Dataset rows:
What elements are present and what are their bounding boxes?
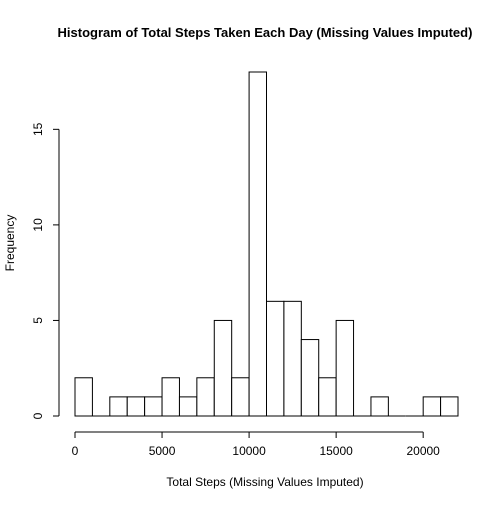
histogram-bar <box>213 319 233 417</box>
histogram-bar <box>318 377 337 417</box>
y-tick-label: 10 <box>31 218 45 232</box>
histogram-bar <box>335 319 355 417</box>
y-axis-label: Frequency <box>3 215 17 272</box>
histogram-bar <box>422 396 442 417</box>
x-tick-label: 10000 <box>232 444 266 458</box>
histogram-bar <box>178 396 198 417</box>
y-tick-label: 5 <box>31 317 45 324</box>
histogram-bar <box>248 71 268 417</box>
histogram-bar <box>266 300 285 417</box>
x-tick-label: 15000 <box>319 444 353 458</box>
histogram-bar <box>283 300 302 417</box>
x-tick-label: 20000 <box>406 444 440 458</box>
histogram-bar <box>300 339 320 417</box>
bars-group <box>74 71 459 417</box>
x-axis-label: Total Steps (Missing Values Imputed) <box>166 475 363 489</box>
histogram-bar <box>109 396 128 417</box>
x-tick-label: 0 <box>72 444 79 458</box>
histogram-bar <box>144 396 163 417</box>
histogram-bar <box>74 377 93 417</box>
chart-title: Histogram of Total Steps Taken Each Day … <box>58 25 473 40</box>
histogram-bar <box>440 396 459 417</box>
x-axis: 0 5000 10000 15000 20000 <box>72 431 440 458</box>
histogram-bar <box>161 377 180 417</box>
y-tick-label: 0 <box>31 412 45 419</box>
histogram-bar <box>196 377 215 417</box>
histogram-bar <box>231 377 250 417</box>
y-axis: 0 5 10 15 <box>31 122 60 419</box>
histogram-bar <box>370 396 389 417</box>
y-tick-label: 15 <box>31 122 45 136</box>
histogram-bar <box>126 396 146 417</box>
x-tick-label: 5000 <box>149 444 176 458</box>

Task:
Can you copy every row above word for word, leaving out the pictures?

Correct output:
What elements are present and what are their bounding boxes?
histogram-bar <box>213 319 233 417</box>
histogram-bar <box>318 377 337 417</box>
y-tick-label: 10 <box>31 218 45 232</box>
histogram-bar <box>335 319 355 417</box>
y-axis-label: Frequency <box>3 215 17 272</box>
histogram-bar <box>422 396 442 417</box>
x-tick-label: 10000 <box>232 444 266 458</box>
histogram-bar <box>178 396 198 417</box>
y-tick-label: 5 <box>31 317 45 324</box>
histogram-bar <box>248 71 268 417</box>
histogram-bar <box>266 300 285 417</box>
x-tick-label: 15000 <box>319 444 353 458</box>
histogram-bar <box>283 300 302 417</box>
x-tick-label: 20000 <box>406 444 440 458</box>
histogram-bar <box>300 339 320 417</box>
bars-group <box>74 71 459 417</box>
x-axis-label: Total Steps (Missing Values Imputed) <box>166 475 363 489</box>
histogram-bar <box>109 396 128 417</box>
x-tick-label: 0 <box>72 444 79 458</box>
histogram-bar <box>144 396 163 417</box>
histogram-bar <box>74 377 93 417</box>
chart-title: Histogram of Total Steps Taken Each Day … <box>58 25 473 40</box>
histogram-bar <box>440 396 459 417</box>
x-axis: 0 5000 10000 15000 20000 <box>72 431 440 458</box>
histogram-bar <box>161 377 180 417</box>
y-tick-label: 0 <box>31 412 45 419</box>
histogram-bar <box>196 377 215 417</box>
histogram-bar <box>231 377 250 417</box>
y-axis: 0 5 10 15 <box>31 122 60 419</box>
histogram-bar <box>370 396 389 417</box>
y-tick-label: 15 <box>31 122 45 136</box>
histogram-bar <box>126 396 146 417</box>
x-tick-label: 5000 <box>149 444 176 458</box>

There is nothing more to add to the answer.